**所给文本**
******************************

我正在尝试使用Mallet LDA在1M文档数据集上构建包含500或1000个主题的模型。经过60次迭代后,我得到ArrayIndexOutOfBoundsException
。错误消息如下:
<60> LL/token: -7.64386
overflow on type 8
java.lang.ArrayIndexOutOfBoundsException: 500
at cc.mallet.topics.WorkerRunnable.buildLocalTypeTopicCounts(WorkerRunnable.java:208)
at cc.mallet.topics.WorkerRunnable.run(WorkerRunnable.java:280)
at java.util.concurrent.Executors$RunnableAdapter.call(Executors.java:511)
at java.util.concurrent.FutureTask.run(FutureTask.java:266)
at java.util.concurrent.ThreadPoolExecutor.runWorker(ThreadPoolExecutor.java:1142)
at java.util.concurrent.ThreadPoolExecutor$Worker.run(ThreadPoolExecutor.java:617)
at java.lang.Thread.run(Thread.java:745)

******************************

**数据摘录**
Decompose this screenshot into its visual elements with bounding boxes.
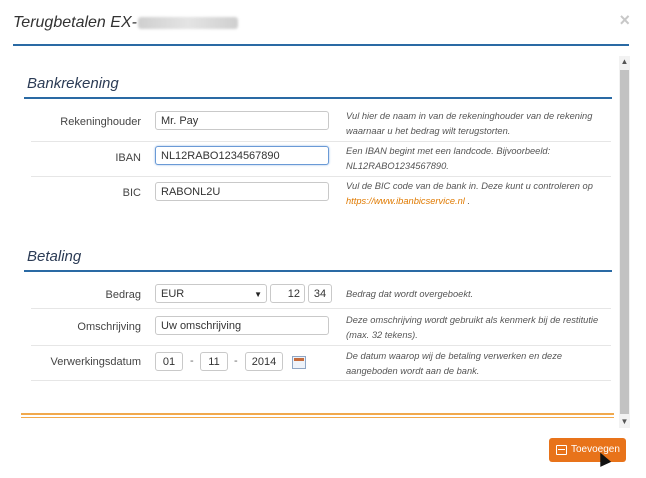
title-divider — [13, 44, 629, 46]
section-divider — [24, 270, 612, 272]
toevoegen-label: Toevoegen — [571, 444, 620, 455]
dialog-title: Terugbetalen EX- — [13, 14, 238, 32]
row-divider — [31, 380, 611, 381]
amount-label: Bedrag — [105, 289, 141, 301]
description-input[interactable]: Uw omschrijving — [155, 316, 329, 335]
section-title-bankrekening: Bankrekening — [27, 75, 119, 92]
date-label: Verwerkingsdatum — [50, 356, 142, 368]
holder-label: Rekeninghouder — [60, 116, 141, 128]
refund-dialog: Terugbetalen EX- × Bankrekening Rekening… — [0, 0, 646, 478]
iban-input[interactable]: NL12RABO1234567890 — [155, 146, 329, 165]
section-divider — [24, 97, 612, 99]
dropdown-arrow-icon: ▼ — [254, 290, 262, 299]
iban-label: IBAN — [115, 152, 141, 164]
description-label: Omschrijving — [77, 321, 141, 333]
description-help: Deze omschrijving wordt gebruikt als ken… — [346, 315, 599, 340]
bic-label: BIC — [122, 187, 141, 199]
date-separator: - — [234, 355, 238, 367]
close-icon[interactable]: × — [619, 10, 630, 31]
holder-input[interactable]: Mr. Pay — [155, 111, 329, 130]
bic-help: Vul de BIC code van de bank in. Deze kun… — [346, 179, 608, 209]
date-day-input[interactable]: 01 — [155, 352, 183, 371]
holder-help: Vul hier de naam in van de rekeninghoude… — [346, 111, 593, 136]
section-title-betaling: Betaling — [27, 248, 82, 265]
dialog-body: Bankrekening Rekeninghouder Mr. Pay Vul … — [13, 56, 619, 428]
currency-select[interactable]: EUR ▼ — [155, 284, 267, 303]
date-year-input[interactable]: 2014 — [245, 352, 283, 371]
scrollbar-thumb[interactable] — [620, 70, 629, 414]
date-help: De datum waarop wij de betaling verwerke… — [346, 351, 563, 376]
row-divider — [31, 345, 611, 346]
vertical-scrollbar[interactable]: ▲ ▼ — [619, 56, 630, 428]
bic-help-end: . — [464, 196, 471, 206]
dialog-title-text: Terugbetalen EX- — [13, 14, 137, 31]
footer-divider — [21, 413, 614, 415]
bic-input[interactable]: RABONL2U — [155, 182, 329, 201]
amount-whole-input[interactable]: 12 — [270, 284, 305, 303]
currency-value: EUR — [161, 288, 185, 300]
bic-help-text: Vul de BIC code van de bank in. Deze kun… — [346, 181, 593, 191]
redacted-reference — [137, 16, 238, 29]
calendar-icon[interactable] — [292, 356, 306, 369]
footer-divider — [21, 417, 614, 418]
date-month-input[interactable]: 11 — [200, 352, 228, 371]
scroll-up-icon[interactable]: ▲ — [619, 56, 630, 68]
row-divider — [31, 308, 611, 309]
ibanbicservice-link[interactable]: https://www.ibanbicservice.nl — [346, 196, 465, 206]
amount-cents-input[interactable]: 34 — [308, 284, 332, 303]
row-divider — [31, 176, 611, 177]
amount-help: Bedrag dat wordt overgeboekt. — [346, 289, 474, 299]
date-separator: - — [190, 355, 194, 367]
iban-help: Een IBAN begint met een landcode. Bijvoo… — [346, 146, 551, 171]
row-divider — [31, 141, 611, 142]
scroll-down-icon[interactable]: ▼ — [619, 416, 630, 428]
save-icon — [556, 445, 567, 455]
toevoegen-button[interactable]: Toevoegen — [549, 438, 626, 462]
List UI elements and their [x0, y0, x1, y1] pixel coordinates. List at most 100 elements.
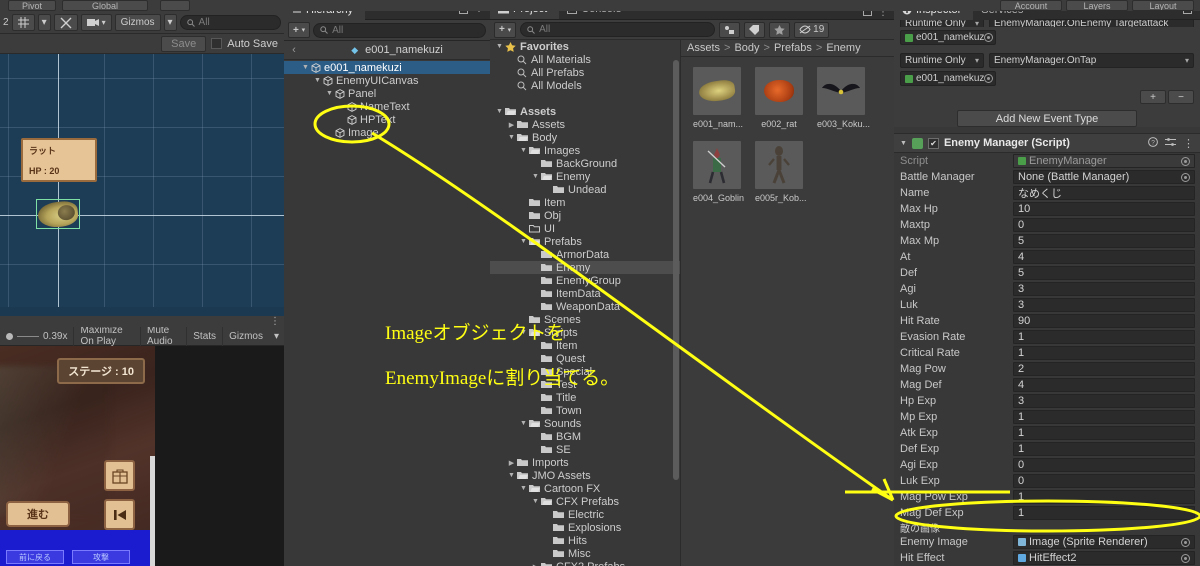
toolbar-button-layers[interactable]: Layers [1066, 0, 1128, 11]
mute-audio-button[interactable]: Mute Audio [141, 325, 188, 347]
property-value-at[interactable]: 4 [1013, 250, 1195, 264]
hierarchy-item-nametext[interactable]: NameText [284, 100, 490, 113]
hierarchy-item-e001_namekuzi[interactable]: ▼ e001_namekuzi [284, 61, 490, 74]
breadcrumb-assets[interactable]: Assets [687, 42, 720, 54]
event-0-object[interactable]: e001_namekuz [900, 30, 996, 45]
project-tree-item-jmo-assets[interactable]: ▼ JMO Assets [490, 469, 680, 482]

******************************

**练习内容**
A) 根据所给文本,发帖人在多少次迭代后遇到了ArrayIndexOutOfBoundsException?
B) 请照原样抄写所给文本中从“我正在尝试使用Mallet LDA在1M”开始、到“at cc.mallet.topics.WorkerRunnable.run(WorkerRunnable.java:280)”为止(含这几个字)的部分。

**最终答案**
A) 60次迭代后。

B)
我正在尝试使用Mallet LDA在1M文档数据集上构建包含500或1000个主题的模型。经过60次迭代后,我得到ArrayIndexOutOfBoundsException
。错误消息如下:
<60> LL/token: -7.64386
overflow on type 8
java.lang.ArrayIndexOutOfBoundsException: 500
at cc.mallet.topics.WorkerRunnable.buildLocalTypeTopicCounts(WorkerRunnable.java:208)
at cc.mallet.topics.WorkerRunnable.run(WorkerRunnable.java:280)